EXERCISE INSTRUCTIONS → Reproduce the listing below in full and without alteration, apart from its pictures.

SUPPLIED INFORMATION →
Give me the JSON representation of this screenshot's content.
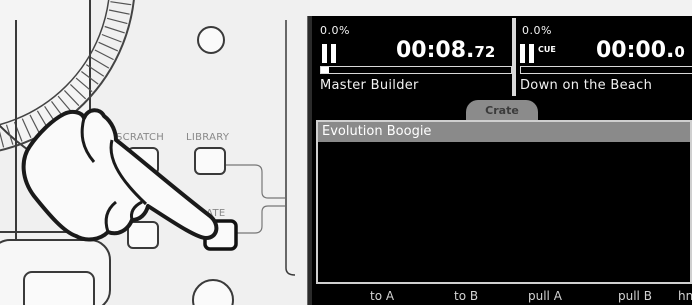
{
  "controller": {
    "labels": {
      "scratch": "SCRATCH",
      "library": "LIBRARY",
      "crate": "CRATE"
    }
  },
  "screen": {
    "deck_a": {
      "pitch": "0.0%",
      "time_main": "00:08.",
      "time_ms": "72",
      "track": "Master Builder",
      "state": "playing"
    },
    "deck_b": {
      "pitch": "0.0%",
      "cue_label": "CUE",
      "time_main": "00:00.",
      "time_ms": "0",
      "track": "Down on the Beach",
      "state": "cued"
    },
    "tab": {
      "label": "Crate"
    },
    "crate": {
      "items": [
        "Evolution Boogie"
      ]
    },
    "softkeys": {
      "to_a": "to A",
      "to_b": "to B",
      "pull_a": "pull A",
      "pull_b": "pull B",
      "extra": "hn"
    }
  }
}
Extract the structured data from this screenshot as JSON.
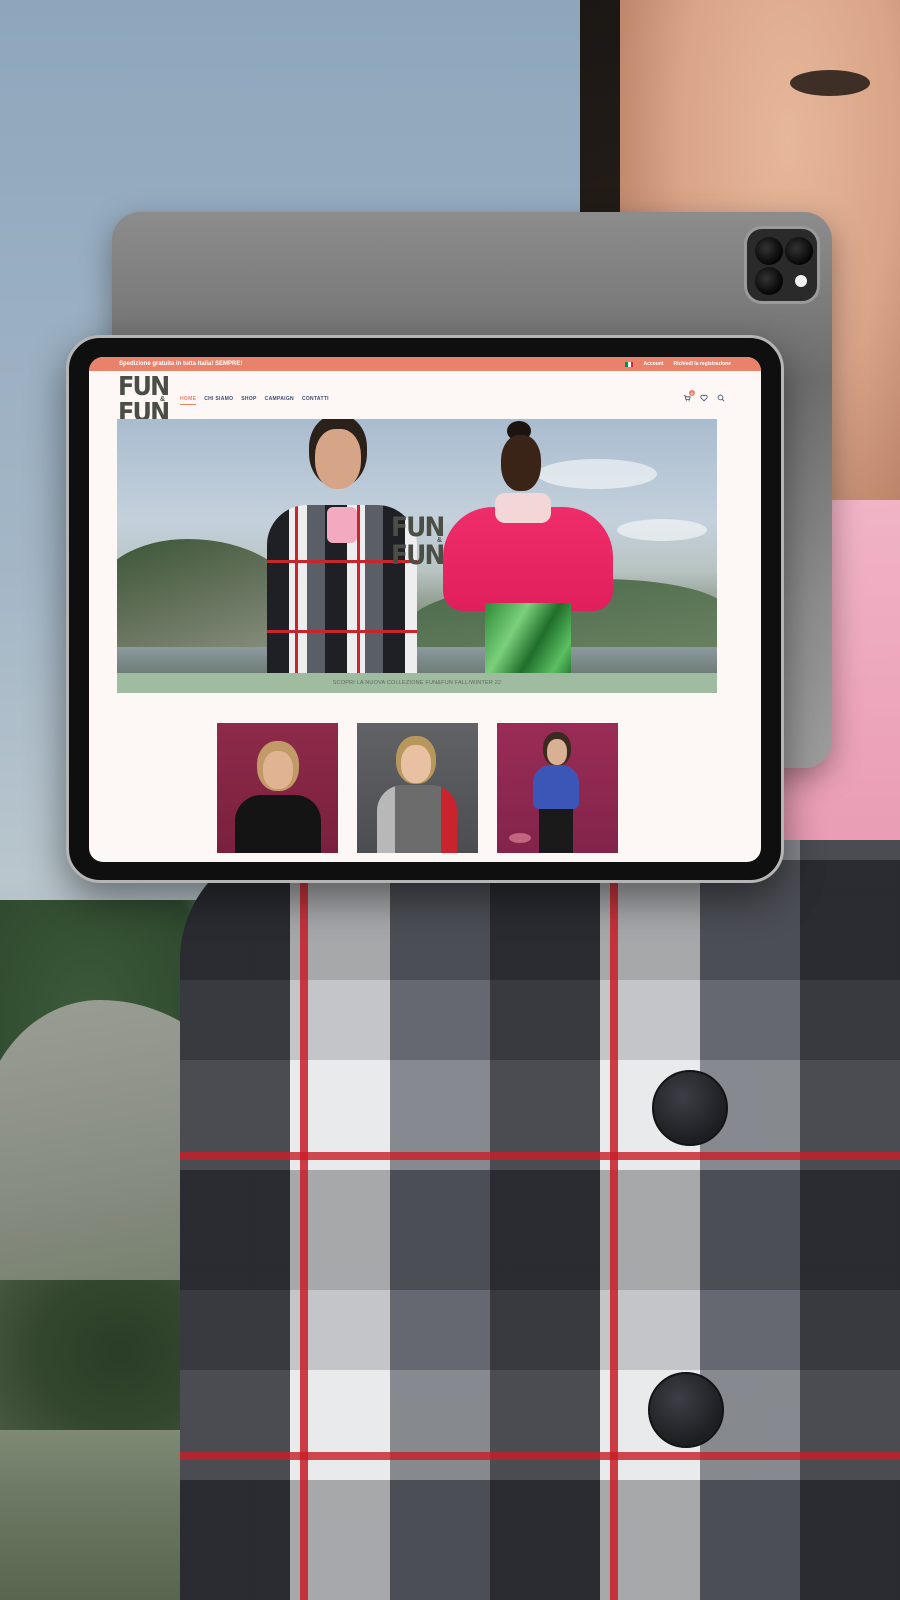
{
  "topbar": {
    "shipping_text": "Spedizione gratuita in tutta Italia! SEMPRE!",
    "account_label": "Account",
    "register_label": "Richiedi la registrazione",
    "flag_colors": [
      "#009246",
      "#ffffff",
      "#ce2b37"
    ]
  },
  "logo": {
    "word1": "FUN",
    "amp": "&",
    "word2": "FUN"
  },
  "nav": {
    "items": [
      {
        "label": "HOME",
        "active": true
      },
      {
        "label": "CHI SIAMO"
      },
      {
        "label": "SHOP"
      },
      {
        "label": "CAMPAIGN"
      },
      {
        "label": "CONTATTI"
      }
    ],
    "cart_count": "0",
    "icons": [
      "cart-icon",
      "heart-icon",
      "search-icon"
    ]
  },
  "hero": {
    "logo_word1": "FUN",
    "logo_amp": "&",
    "logo_word2": "FUN",
    "banner_text": "SCOPRI LA NUOVA COLLEZIONE FUN&FUN FALL/WINTER 22"
  },
  "colors": {
    "accent": "#e8826b",
    "banner": "#9fbba0",
    "nav_text": "#3b4a6b",
    "logo": "#4a4e45"
  }
}
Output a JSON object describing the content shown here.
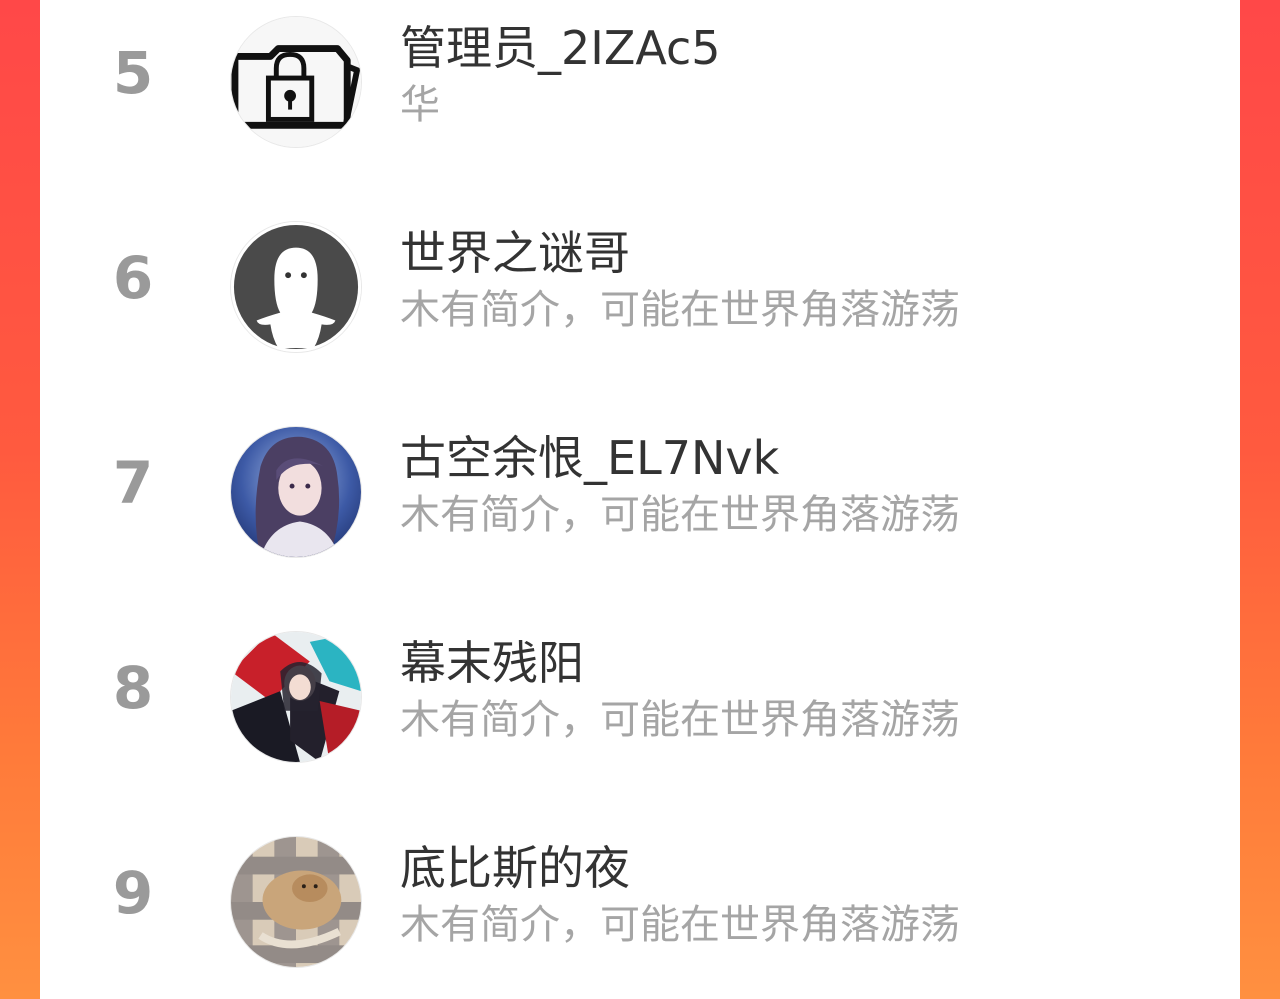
{
  "ranking_list": {
    "items": [
      {
        "rank": "5",
        "name": "管理员_2IZAc5",
        "description": "华",
        "avatar_icon": "locked-folder-icon"
      },
      {
        "rank": "6",
        "name": "世界之谜哥",
        "description": "木有简介，可能在世界角落游荡",
        "avatar_icon": "default-user-icon"
      },
      {
        "rank": "7",
        "name": "古空余恨_EL7Nvk",
        "description": "木有简介，可能在世界角落游荡",
        "avatar_icon": "user-photo"
      },
      {
        "rank": "8",
        "name": "幕末残阳",
        "description": "木有简介，可能在世界角落游荡",
        "avatar_icon": "user-photo"
      },
      {
        "rank": "9",
        "name": "底比斯的夜",
        "description": "木有简介，可能在世界角落游荡",
        "avatar_icon": "user-photo"
      }
    ]
  },
  "colors": {
    "background_gradient_start": "#ff4848",
    "background_gradient_end": "#ff9040",
    "rank_color": "#9a9a9a",
    "name_color": "#333333",
    "description_color": "#a5a5a5"
  }
}
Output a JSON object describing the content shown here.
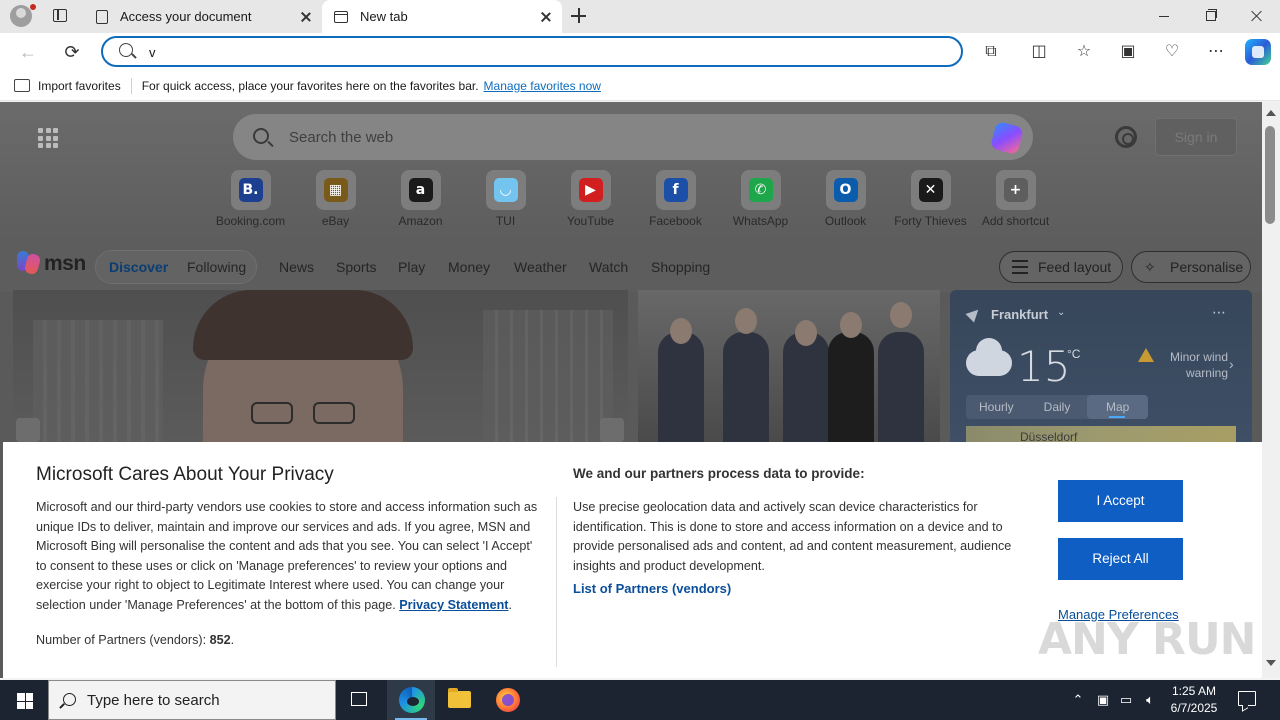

ANSWER BELOW →
Give me the JSON representation of this screenshot's content.
{
  "controller": {
    "labels": {
      "scratch": "SCRATCH",
      "library": "LIBRARY",
      "crate": "CRATE"
    }
  },
  "screen": {
    "deck_a": {
      "pitch": "0.0%",
      "time_main": "00:08.",
      "time_ms": "72",
      "track": "Master Builder",
      "state": "playing"
    },
    "deck_b": {
      "pitch": "0.0%",
      "cue_label": "CUE",
      "time_main": "00:00.",
      "time_ms": "0",
      "track": "Down on the Beach",
      "state": "cued"
    },
    "tab": {
      "label": "Crate"
    },
    "crate": {
      "items": [
        "Evolution Boogie"
      ]
    },
    "softkeys": {
      "to_a": "to A",
      "to_b": "to B",
      "pull_a": "pull A",
      "pull_b": "pull B",
      "extra": "hn"
    }
  }
}
Extract the structured data from this screenshot as JSON.
{
  "topbar": {
    "shipping_text": "Spedizione gratuita in tutta Italia! SEMPRE!",
    "account_label": "Account",
    "register_label": "Richiedi la registrazione",
    "flag_colors": [
      "#009246",
      "#ffffff",
      "#ce2b37"
    ]
  },
  "logo": {
    "word1": "FUN",
    "amp": "&",
    "word2": "FUN"
  },
  "nav": {
    "items": [
      {
        "label": "HOME",
        "active": true
      },
      {
        "label": "CHI SIAMO"
      },
      {
        "label": "SHOP"
      },
      {
        "label": "CAMPAIGN"
      },
      {
        "label": "CONTATTI"
      }
    ],
    "cart_count": "0",
    "icons": [
      "cart-icon",
      "heart-icon",
      "search-icon"
    ]
  },
  "hero": {
    "logo_word1": "FUN",
    "logo_amp": "&",
    "logo_word2": "FUN",
    "banner_text": "SCOPRI LA NUOVA COLLEZIONE FUN&FUN FALL/WINTER 22"
  },
  "colors": {
    "accent": "#e8826b",
    "banner": "#9fbba0",
    "nav_text": "#3b4a6b",
    "logo": "#4a4e45"
  }
}
Output a JSON object describing the content shown here.
{
  "ranking_list": {
    "items": [
      {
        "rank": "5",
        "name": "管理员_2IZAc5",
        "description": "华",
        "avatar_icon": "locked-folder-icon"
      },
      {
        "rank": "6",
        "name": "世界之谜哥",
        "description": "木有简介，可能在世界角落游荡",
        "avatar_icon": "default-user-icon"
      },
      {
        "rank": "7",
        "name": "古空余恨_EL7Nvk",
        "description": "木有简介，可能在世界角落游荡",
        "avatar_icon": "user-photo"
      },
      {
        "rank": "8",
        "name": "幕末残阳",
        "description": "木有简介，可能在世界角落游荡",
        "avatar_icon": "user-photo"
      },
      {
        "rank": "9",
        "name": "底比斯的夜",
        "description": "木有简介，可能在世界角落游荡",
        "avatar_icon": "user-photo"
      }
    ]
  },
  "colors": {
    "background_gradient_start": "#ff4848",
    "background_gradient_end": "#ff9040",
    "rank_color": "#9a9a9a",
    "name_color": "#333333",
    "description_color": "#a5a5a5"
  }
}
Output a JSON object describing the content shown here.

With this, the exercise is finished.